[Start Data]

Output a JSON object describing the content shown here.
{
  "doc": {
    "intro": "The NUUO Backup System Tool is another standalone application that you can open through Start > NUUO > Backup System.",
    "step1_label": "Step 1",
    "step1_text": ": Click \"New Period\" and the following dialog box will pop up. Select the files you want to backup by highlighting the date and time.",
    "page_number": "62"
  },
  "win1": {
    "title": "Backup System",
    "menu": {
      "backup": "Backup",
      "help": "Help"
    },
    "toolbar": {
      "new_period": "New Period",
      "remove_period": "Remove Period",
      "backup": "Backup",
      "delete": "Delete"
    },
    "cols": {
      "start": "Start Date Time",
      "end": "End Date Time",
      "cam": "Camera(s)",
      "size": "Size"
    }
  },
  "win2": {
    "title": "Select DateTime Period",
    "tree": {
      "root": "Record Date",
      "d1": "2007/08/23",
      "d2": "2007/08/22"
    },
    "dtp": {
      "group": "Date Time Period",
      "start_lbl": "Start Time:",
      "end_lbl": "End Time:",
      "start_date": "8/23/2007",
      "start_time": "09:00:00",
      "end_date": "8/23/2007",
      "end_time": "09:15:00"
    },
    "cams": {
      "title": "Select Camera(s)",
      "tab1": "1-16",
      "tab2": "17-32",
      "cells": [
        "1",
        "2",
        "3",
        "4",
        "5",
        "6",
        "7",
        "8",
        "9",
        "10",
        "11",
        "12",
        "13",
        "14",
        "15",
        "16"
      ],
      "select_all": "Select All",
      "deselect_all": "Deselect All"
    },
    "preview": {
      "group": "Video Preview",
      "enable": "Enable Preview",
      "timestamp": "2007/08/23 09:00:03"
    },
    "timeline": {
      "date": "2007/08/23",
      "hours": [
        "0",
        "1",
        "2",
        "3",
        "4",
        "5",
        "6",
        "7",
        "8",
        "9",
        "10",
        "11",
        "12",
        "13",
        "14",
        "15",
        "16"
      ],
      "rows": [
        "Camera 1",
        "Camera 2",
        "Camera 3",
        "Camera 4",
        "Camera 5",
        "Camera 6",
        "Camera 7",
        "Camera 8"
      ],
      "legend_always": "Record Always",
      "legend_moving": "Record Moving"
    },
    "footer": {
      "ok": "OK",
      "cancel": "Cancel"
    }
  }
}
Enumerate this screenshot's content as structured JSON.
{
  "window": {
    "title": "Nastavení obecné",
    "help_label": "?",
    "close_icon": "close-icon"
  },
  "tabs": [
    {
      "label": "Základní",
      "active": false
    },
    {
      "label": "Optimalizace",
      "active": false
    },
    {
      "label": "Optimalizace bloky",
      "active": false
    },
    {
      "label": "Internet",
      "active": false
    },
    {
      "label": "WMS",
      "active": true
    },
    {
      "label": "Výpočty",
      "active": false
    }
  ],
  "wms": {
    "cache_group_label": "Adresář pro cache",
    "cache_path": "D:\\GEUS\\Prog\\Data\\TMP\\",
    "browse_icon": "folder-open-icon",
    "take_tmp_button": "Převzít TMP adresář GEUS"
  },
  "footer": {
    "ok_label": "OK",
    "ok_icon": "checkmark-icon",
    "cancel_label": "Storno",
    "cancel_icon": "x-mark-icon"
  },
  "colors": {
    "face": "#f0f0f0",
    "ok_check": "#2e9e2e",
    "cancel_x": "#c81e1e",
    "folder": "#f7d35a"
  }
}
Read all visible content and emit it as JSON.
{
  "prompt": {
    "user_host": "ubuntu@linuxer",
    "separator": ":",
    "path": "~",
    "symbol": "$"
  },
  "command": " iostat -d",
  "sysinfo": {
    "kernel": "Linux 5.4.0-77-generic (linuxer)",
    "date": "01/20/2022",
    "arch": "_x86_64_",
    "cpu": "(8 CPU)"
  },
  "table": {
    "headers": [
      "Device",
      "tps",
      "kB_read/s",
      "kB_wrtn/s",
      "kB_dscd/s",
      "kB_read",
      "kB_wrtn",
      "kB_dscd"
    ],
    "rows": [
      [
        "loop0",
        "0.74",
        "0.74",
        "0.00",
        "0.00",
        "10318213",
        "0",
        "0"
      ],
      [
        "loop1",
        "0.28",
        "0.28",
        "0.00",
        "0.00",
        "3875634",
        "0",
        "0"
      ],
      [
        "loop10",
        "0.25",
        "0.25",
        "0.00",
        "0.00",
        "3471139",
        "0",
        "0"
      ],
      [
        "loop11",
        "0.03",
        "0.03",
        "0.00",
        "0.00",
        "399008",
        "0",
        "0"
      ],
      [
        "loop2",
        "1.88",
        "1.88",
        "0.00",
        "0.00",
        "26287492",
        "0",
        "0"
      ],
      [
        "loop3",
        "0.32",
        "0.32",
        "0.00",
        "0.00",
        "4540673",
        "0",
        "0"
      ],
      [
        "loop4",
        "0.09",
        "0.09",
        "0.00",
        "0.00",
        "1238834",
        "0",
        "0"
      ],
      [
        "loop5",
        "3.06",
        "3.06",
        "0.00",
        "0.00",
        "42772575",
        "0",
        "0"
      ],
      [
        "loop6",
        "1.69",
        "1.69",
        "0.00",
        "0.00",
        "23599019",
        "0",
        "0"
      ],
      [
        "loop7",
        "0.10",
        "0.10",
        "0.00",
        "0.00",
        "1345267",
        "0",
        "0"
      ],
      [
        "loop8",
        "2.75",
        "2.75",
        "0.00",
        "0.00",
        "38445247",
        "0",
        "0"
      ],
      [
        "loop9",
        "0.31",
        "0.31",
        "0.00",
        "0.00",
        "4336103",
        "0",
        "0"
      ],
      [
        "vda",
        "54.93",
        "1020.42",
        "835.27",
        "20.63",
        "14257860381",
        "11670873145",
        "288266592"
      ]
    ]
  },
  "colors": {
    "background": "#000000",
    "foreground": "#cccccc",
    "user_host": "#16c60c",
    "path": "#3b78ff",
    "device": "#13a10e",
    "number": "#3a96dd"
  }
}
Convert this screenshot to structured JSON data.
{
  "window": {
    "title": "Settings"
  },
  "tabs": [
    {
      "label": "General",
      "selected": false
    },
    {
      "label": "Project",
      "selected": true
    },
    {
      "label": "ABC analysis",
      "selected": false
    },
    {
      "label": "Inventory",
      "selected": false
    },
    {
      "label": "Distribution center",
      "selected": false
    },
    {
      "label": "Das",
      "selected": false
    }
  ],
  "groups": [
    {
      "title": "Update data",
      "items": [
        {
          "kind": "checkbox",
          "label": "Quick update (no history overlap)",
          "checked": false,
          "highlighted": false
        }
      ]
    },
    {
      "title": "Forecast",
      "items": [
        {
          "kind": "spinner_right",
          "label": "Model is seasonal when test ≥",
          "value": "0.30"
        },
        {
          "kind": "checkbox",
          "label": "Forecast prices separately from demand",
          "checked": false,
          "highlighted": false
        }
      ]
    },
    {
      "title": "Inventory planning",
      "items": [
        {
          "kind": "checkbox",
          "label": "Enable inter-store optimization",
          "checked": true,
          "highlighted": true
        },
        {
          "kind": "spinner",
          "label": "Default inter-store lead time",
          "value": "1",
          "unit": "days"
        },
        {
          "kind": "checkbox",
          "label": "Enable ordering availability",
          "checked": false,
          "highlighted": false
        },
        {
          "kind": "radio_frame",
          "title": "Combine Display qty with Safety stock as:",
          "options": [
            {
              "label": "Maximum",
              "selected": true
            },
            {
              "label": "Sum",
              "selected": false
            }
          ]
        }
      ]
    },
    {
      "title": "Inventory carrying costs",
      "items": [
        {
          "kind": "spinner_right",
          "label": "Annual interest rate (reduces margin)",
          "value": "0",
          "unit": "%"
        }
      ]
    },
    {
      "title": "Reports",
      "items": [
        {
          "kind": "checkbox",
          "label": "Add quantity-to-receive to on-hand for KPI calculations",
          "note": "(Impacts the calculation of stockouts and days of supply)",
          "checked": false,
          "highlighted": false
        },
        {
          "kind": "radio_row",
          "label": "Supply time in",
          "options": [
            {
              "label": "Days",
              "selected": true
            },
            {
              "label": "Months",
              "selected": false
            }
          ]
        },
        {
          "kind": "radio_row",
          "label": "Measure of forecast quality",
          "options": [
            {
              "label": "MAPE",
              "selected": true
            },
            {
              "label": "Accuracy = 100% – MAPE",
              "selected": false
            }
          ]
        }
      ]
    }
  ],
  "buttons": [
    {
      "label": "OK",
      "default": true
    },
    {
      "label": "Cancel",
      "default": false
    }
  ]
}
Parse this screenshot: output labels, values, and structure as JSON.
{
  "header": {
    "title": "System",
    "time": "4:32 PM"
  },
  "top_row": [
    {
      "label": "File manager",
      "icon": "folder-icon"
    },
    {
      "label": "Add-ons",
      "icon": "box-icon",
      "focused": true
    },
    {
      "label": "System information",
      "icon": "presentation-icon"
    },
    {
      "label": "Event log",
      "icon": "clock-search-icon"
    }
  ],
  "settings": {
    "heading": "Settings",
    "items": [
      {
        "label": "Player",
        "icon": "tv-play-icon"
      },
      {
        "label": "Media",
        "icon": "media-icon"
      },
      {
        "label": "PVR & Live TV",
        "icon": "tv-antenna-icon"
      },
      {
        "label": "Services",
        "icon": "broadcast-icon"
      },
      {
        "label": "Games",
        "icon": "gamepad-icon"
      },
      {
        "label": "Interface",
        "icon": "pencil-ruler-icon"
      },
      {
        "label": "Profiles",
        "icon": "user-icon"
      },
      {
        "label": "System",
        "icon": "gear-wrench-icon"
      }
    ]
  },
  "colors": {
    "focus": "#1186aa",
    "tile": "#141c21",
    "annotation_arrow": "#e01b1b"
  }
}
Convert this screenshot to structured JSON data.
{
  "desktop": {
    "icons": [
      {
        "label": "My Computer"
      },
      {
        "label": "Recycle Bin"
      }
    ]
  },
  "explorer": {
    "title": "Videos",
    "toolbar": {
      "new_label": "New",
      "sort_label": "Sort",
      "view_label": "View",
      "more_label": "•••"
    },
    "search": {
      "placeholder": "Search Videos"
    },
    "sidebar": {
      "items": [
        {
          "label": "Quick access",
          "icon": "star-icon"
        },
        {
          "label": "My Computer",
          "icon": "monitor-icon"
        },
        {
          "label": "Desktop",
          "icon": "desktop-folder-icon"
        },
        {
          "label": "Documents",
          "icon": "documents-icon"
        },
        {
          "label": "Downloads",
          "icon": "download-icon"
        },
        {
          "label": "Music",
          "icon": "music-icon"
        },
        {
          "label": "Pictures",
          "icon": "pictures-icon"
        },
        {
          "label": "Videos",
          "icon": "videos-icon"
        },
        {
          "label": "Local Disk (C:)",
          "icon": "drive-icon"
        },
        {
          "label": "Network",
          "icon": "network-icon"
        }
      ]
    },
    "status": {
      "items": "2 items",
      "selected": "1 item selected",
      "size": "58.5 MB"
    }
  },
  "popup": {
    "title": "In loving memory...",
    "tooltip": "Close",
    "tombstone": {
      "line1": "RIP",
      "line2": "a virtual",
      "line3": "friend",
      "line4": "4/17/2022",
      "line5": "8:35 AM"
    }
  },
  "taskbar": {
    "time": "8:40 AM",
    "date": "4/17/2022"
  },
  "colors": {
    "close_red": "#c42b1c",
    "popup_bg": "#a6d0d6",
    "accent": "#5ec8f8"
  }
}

[End Data]

Work required>
From the entries above, copy every line where the word "Enable" shows up.

Exercise solution>
      "enable": "Enable Preview",
          "label": "Enable inter-store optimization",
          "label": "Enable ordering availability",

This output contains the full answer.